==== Excerpted records ====

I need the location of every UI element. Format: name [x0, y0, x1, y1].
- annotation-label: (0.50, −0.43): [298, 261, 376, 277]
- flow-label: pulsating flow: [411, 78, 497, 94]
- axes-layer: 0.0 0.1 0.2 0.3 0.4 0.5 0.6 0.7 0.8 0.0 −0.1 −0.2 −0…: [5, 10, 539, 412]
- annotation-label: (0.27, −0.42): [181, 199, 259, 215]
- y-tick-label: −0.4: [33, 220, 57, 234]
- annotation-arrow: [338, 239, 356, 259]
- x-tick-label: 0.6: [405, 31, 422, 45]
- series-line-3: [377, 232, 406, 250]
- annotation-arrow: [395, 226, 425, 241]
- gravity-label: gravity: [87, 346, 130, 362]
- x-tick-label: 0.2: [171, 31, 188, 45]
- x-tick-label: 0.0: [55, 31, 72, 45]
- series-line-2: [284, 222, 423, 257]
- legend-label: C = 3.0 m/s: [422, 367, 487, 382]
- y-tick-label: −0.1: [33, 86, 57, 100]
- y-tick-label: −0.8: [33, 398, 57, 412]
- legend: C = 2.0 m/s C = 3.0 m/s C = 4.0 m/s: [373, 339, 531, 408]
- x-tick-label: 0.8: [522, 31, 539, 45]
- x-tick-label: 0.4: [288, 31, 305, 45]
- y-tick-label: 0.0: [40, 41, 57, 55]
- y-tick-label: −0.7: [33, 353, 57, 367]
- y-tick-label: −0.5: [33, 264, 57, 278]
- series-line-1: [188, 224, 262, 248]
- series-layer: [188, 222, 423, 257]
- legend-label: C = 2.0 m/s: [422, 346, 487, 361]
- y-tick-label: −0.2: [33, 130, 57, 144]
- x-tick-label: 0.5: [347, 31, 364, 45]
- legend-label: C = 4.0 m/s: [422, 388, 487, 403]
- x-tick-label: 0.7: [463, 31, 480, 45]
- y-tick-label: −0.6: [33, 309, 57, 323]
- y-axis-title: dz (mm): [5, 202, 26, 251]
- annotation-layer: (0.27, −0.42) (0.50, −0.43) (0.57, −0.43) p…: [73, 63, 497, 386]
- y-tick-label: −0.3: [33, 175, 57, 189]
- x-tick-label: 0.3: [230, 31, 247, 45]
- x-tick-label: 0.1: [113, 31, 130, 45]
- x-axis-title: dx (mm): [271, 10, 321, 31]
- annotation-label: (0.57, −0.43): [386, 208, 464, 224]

====

Stated problem. Copy these lines word for word.

Completed task.
I need the location of every UI element. Format: name [x0, y0, x1, y1].
- annotation-label: (0.50, −0.43): [298, 261, 376, 277]
- flow-label: pulsating flow: [411, 78, 497, 94]
- axes-layer: 0.0 0.1 0.2 0.3 0.4 0.5 0.6 0.7 0.8 0.0 −0.1 −0.2 −0…: [5, 10, 539, 412]
- annotation-label: (0.27, −0.42): [181, 199, 259, 215]
- y-tick-label: −0.4: [33, 220, 57, 234]
- annotation-arrow: [338, 239, 356, 259]
- x-tick-label: 0.6: [405, 31, 422, 45]
- series-line-3: [377, 232, 406, 250]
- annotation-arrow: [395, 226, 425, 241]
- gravity-label: gravity: [87, 346, 130, 362]
- x-tick-label: 0.2: [171, 31, 188, 45]
- x-tick-label: 0.0: [55, 31, 72, 45]
- series-line-2: [284, 222, 423, 257]
- legend-label: C = 3.0 m/s: [422, 367, 487, 382]
- y-tick-label: −0.1: [33, 86, 57, 100]
- y-tick-label: −0.8: [33, 398, 57, 412]
- legend: C = 2.0 m/s C = 3.0 m/s C = 4.0 m/s: [373, 339, 531, 408]
- x-tick-label: 0.8: [522, 31, 539, 45]
- x-tick-label: 0.4: [288, 31, 305, 45]
- y-tick-label: 0.0: [40, 41, 57, 55]
- y-tick-label: −0.7: [33, 353, 57, 367]
- y-tick-label: −0.5: [33, 264, 57, 278]
- series-line-1: [188, 224, 262, 248]
- series-layer: [188, 222, 423, 257]
- legend-label: C = 2.0 m/s: [422, 346, 487, 361]
- y-tick-label: −0.2: [33, 130, 57, 144]
- x-tick-label: 0.5: [347, 31, 364, 45]
- legend-label: C = 4.0 m/s: [422, 388, 487, 403]
- x-tick-label: 0.7: [463, 31, 480, 45]
- y-tick-label: −0.6: [33, 309, 57, 323]
- y-axis-title: dz (mm): [5, 202, 26, 251]
- annotation-layer: (0.27, −0.42) (0.50, −0.43) (0.57, −0.43) p…: [73, 63, 497, 386]
- y-tick-label: −0.3: [33, 175, 57, 189]
- x-tick-label: 0.3: [230, 31, 247, 45]
- x-tick-label: 0.1: [113, 31, 130, 45]
- x-axis-title: dx (mm): [271, 10, 321, 31]
- annotation-label: (0.57, −0.43): [386, 208, 464, 224]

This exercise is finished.